-- What you will do --
Reproduce every entry below precisely; do not include the pictures.

════

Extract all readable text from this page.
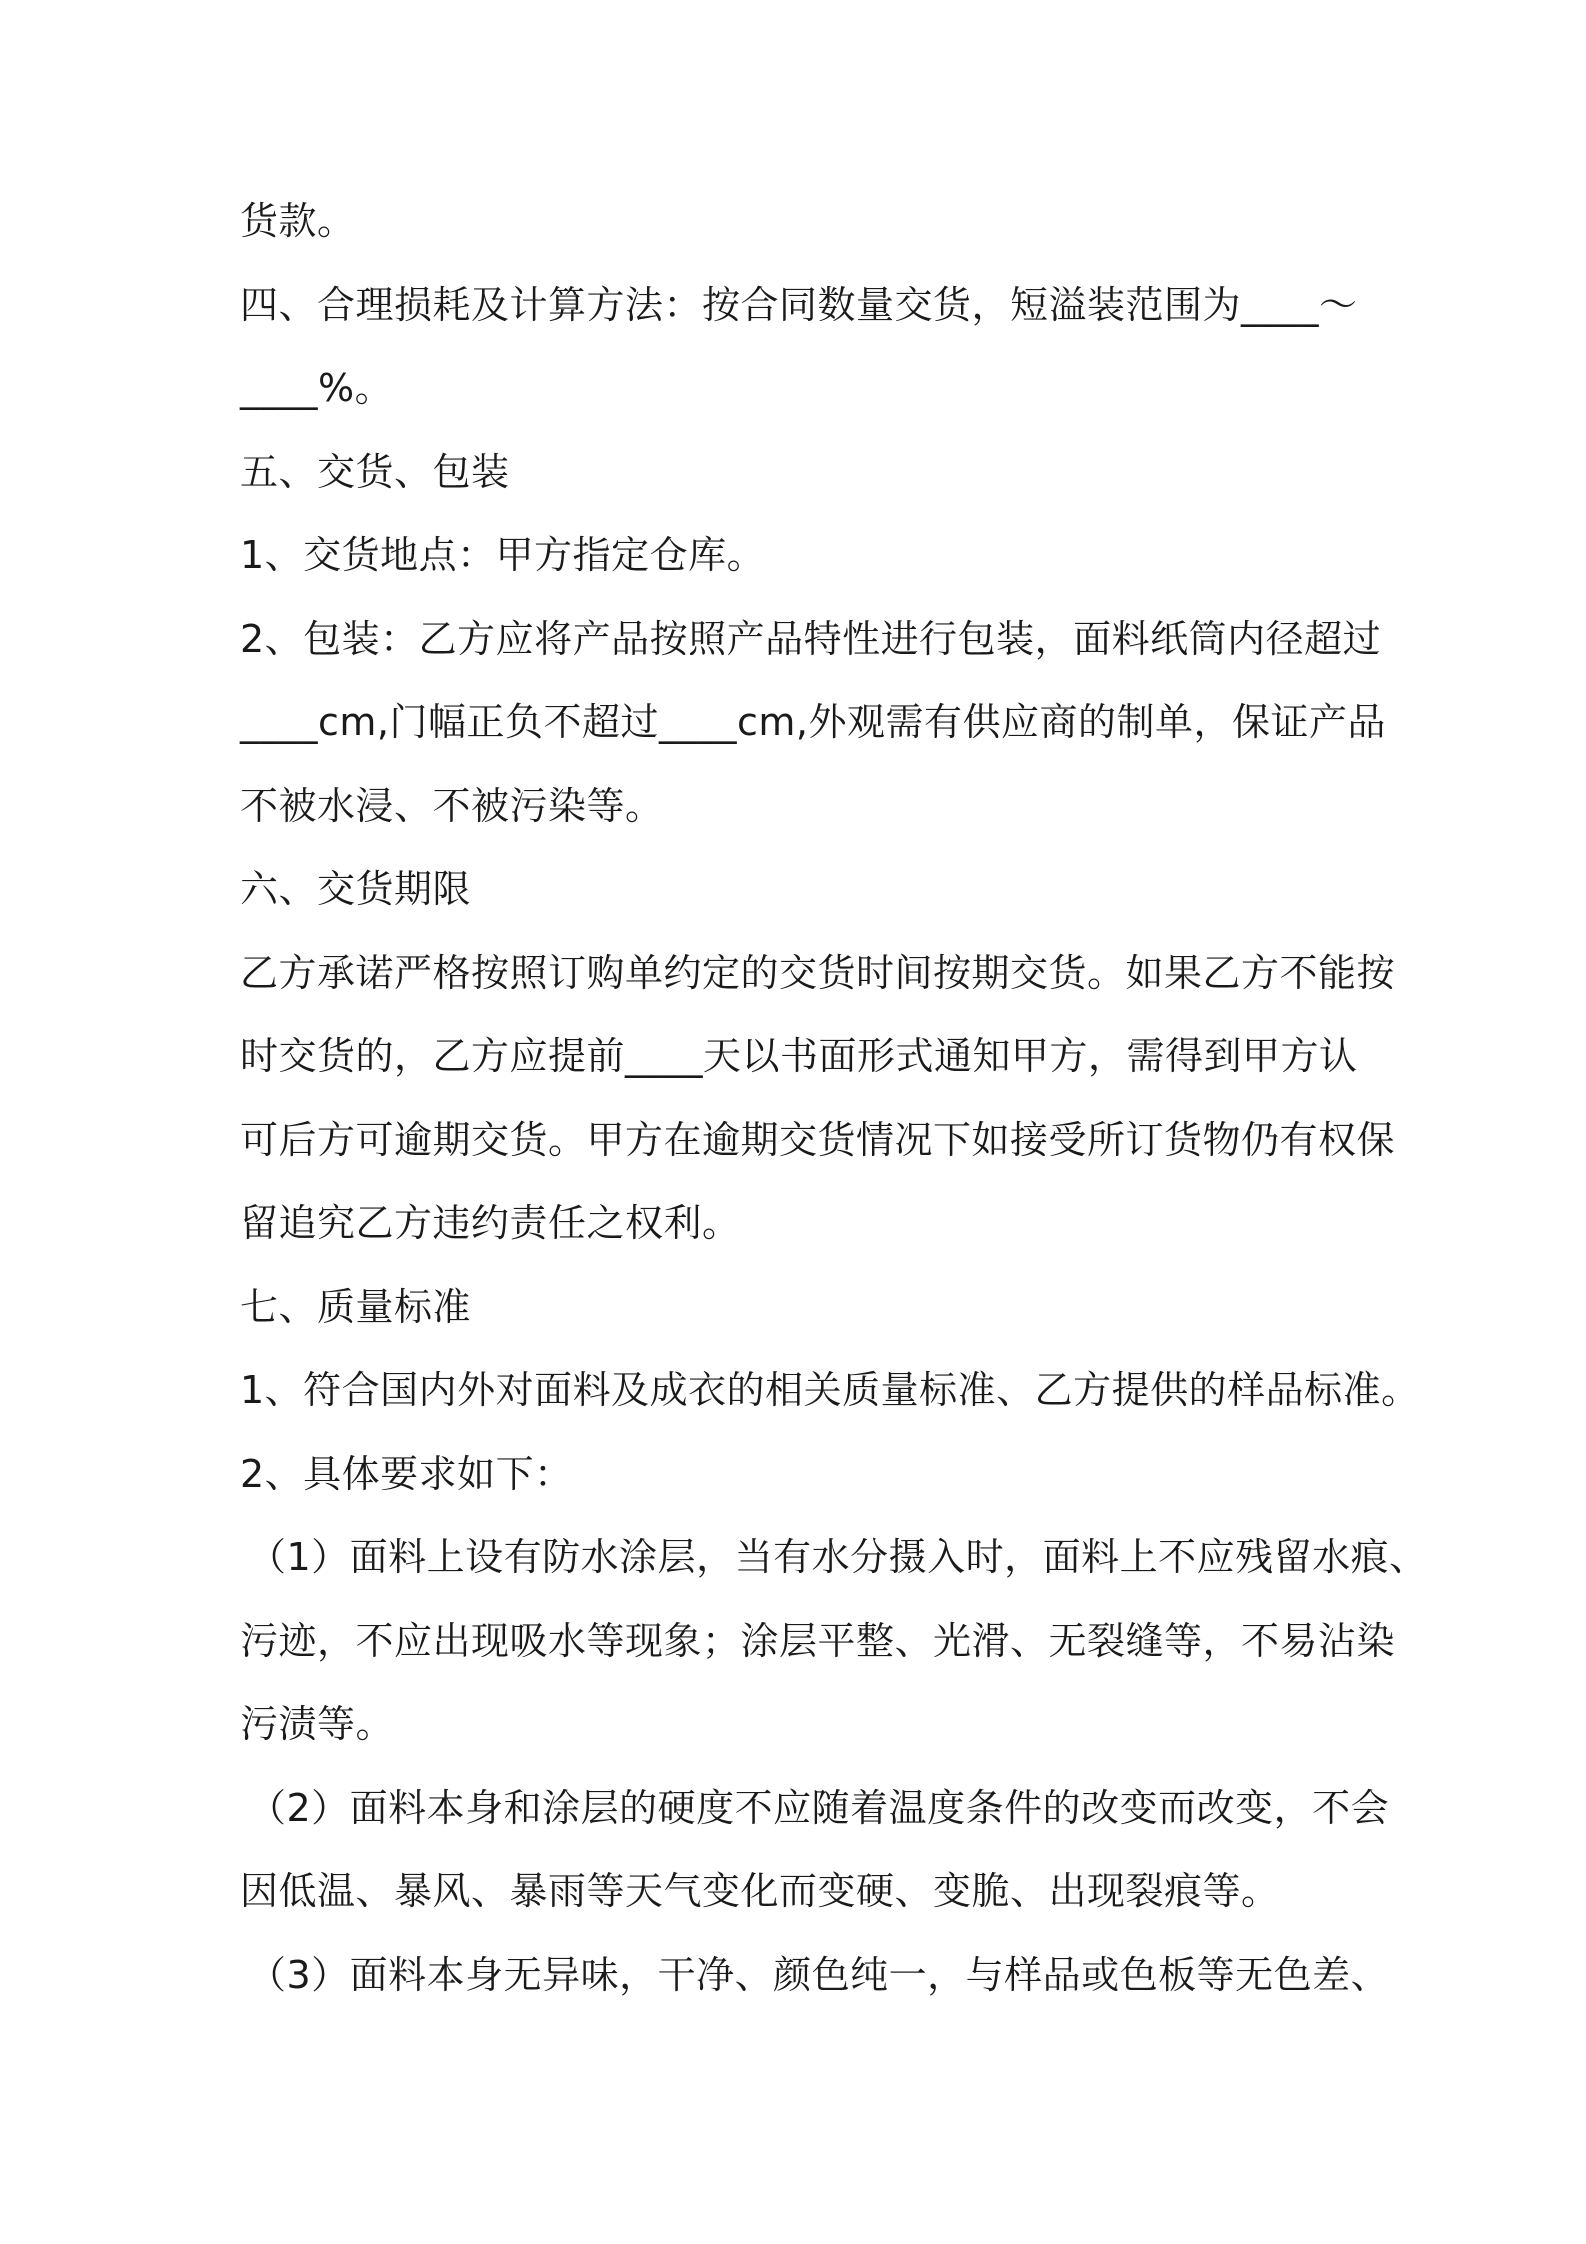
货款。
四、合理损耗及计算方法：按合同数量交货，短溢装范围为____～
____%。
五、交货、包装
1、交货地点：甲方指定仓库。
2、包装：乙方应将产品按照产品特性进行包装，面料纸筒内径超过
____cm,门幅正负不超过____cm,外观需有供应商的制单，保证产品
不被水浸、不被污染等。
六、交货期限
乙方承诺严格按照订购单约定的交货时间按期交货。如果乙方不能按
时交货的，乙方应提前____天以书面形式通知甲方，需得到甲方认
可后方可逾期交货。甲方在逾期交货情况下如接受所订货物仍有权保
留追究乙方违约责任之权利。
七、质量标准
1、符合国内外对面料及成衣的相关质量标准、乙方提供的样品标准。
2、具体要求如下：
（1）面料上设有防水涂层，当有水分摄入时，面料上不应残留水痕、
污迹，不应出现吸水等现象；涂层平整、光滑、无裂缝等，不易沾染
污渍等。
（2）面料本身和涂层的硬度不应随着温度条件的改变而改变，不会
因低温、暴风、暴雨等天气变化而变硬、变脆、出现裂痕等。
（3）面料本身无异味，干净、颜色纯一，与样品或色板等无色差、
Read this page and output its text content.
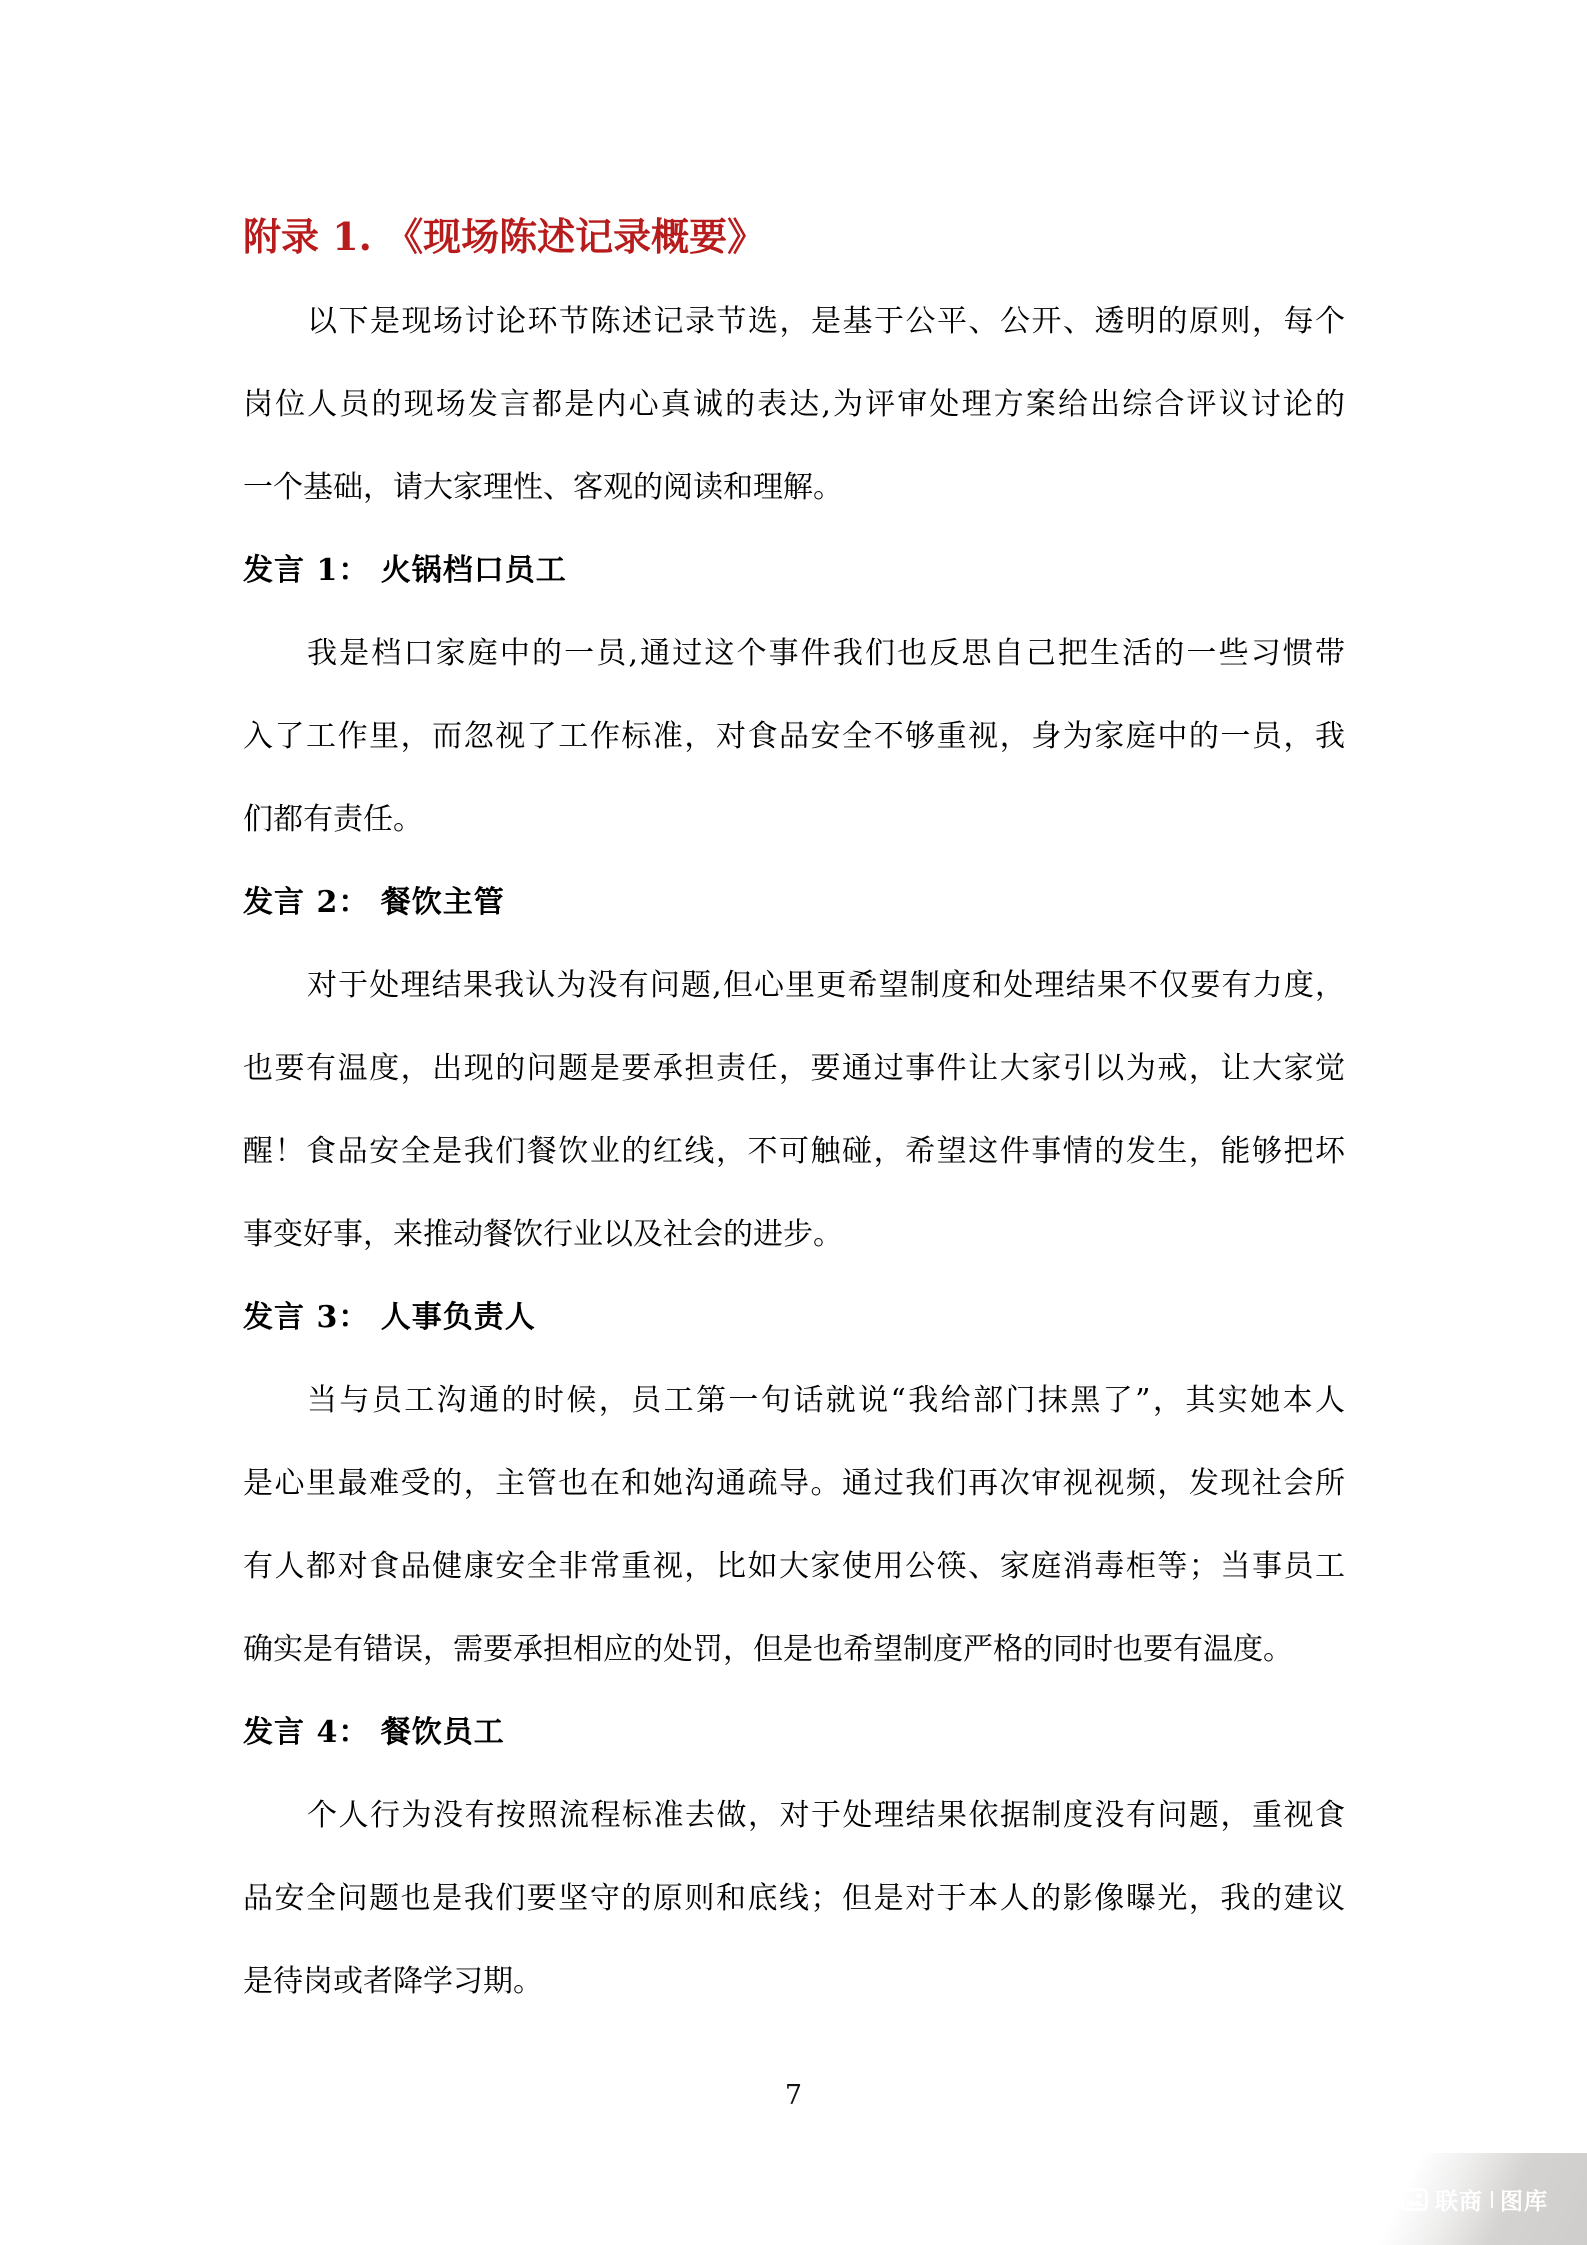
附录 1. 《现场陈述记录概要》
以下是现场讨论环节陈述记录节选，是基于公平、公开、透明的原则，每个
岗位人员的现场发言都是内心真诚的表达,为评审处理方案给出综合评议讨论的
一个基础，请大家理性、客观的阅读和理解。
发言 1： 火锅档口员工
我是档口家庭中的一员,通过这个事件我们也反思自己把生活的一些习惯带
入了工作里，而忽视了工作标准，对食品安全不够重视，身为家庭中的一员，我
们都有责任。
发言 2： 餐饮主管
对于处理结果我认为没有问题,但心里更希望制度和处理结果不仅要有力度，
也要有温度，出现的问题是要承担责任，要通过事件让大家引以为戒，让大家觉
醒！食品安全是我们餐饮业的红线，不可触碰，希望这件事情的发生，能够把坏
事变好事，来推动餐饮行业以及社会的进步。
发言 3： 人事负责人
当与员工沟通的时候，员工第一句话就说“我给部门抹黑了”，其实她本人
是心里最难受的，主管也在和她沟通疏导。通过我们再次审视视频，发现社会所
有人都对食品健康安全非常重视，比如大家使用公筷、家庭消毒柜等；当事员工
确实是有错误，需要承担相应的处罚，但是也希望制度严格的同时也要有温度。
发言 4： 餐饮员工
个人行为没有按照流程标准去做，对于处理结果依据制度没有问题，重视食
品安全问题也是我们要坚守的原则和底线；但是对于本人的影像曝光，我的建议
是待岗或者降学习期。
7
联商 图库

════

-- Solution to this problem --
Extract all readable text from this page.
货款。
四、合理损耗及计算方法：按合同数量交货，短溢装范围为____～
____%。
五、交货、包装
1、交货地点：甲方指定仓库。
2、包装：乙方应将产品按照产品特性进行包装，面料纸筒内径超过
____cm,门幅正负不超过____cm,外观需有供应商的制单，保证产品
不被水浸、不被污染等。
六、交货期限
乙方承诺严格按照订购单约定的交货时间按期交货。如果乙方不能按
时交货的，乙方应提前____天以书面形式通知甲方，需得到甲方认
可后方可逾期交货。甲方在逾期交货情况下如接受所订货物仍有权保
留追究乙方违约责任之权利。
七、质量标准
1、符合国内外对面料及成衣的相关质量标准、乙方提供的样品标准。
2、具体要求如下：
（1）面料上设有防水涂层，当有水分摄入时，面料上不应残留水痕、
污迹，不应出现吸水等现象；涂层平整、光滑、无裂缝等，不易沾染
污渍等。
（2）面料本身和涂层的硬度不应随着温度条件的改变而改变，不会
因低温、暴风、暴雨等天气变化而变硬、变脆、出现裂痕等。
（3）面料本身无异味，干净、颜色纯一，与样品或色板等无色差、
Read this page and output its text content.
附录 1. 《现场陈述记录概要》
以下是现场讨论环节陈述记录节选，是基于公平、公开、透明的原则，每个
岗位人员的现场发言都是内心真诚的表达,为评审处理方案给出综合评议讨论的
一个基础，请大家理性、客观的阅读和理解。
发言 1： 火锅档口员工
我是档口家庭中的一员,通过这个事件我们也反思自己把生活的一些习惯带
入了工作里，而忽视了工作标准，对食品安全不够重视，身为家庭中的一员，我
们都有责任。
发言 2： 餐饮主管
对于处理结果我认为没有问题,但心里更希望制度和处理结果不仅要有力度，
也要有温度，出现的问题是要承担责任，要通过事件让大家引以为戒，让大家觉
醒！食品安全是我们餐饮业的红线，不可触碰，希望这件事情的发生，能够把坏
事变好事，来推动餐饮行业以及社会的进步。
发言 3： 人事负责人
当与员工沟通的时候，员工第一句话就说“我给部门抹黑了”，其实她本人
是心里最难受的，主管也在和她沟通疏导。通过我们再次审视视频，发现社会所
有人都对食品健康安全非常重视，比如大家使用公筷、家庭消毒柜等；当事员工
确实是有错误，需要承担相应的处罚，但是也希望制度严格的同时也要有温度。
发言 4： 餐饮员工
个人行为没有按照流程标准去做，对于处理结果依据制度没有问题，重视食
品安全问题也是我们要坚守的原则和底线；但是对于本人的影像曝光，我的建议
是待岗或者降学习期。
7
联商 图库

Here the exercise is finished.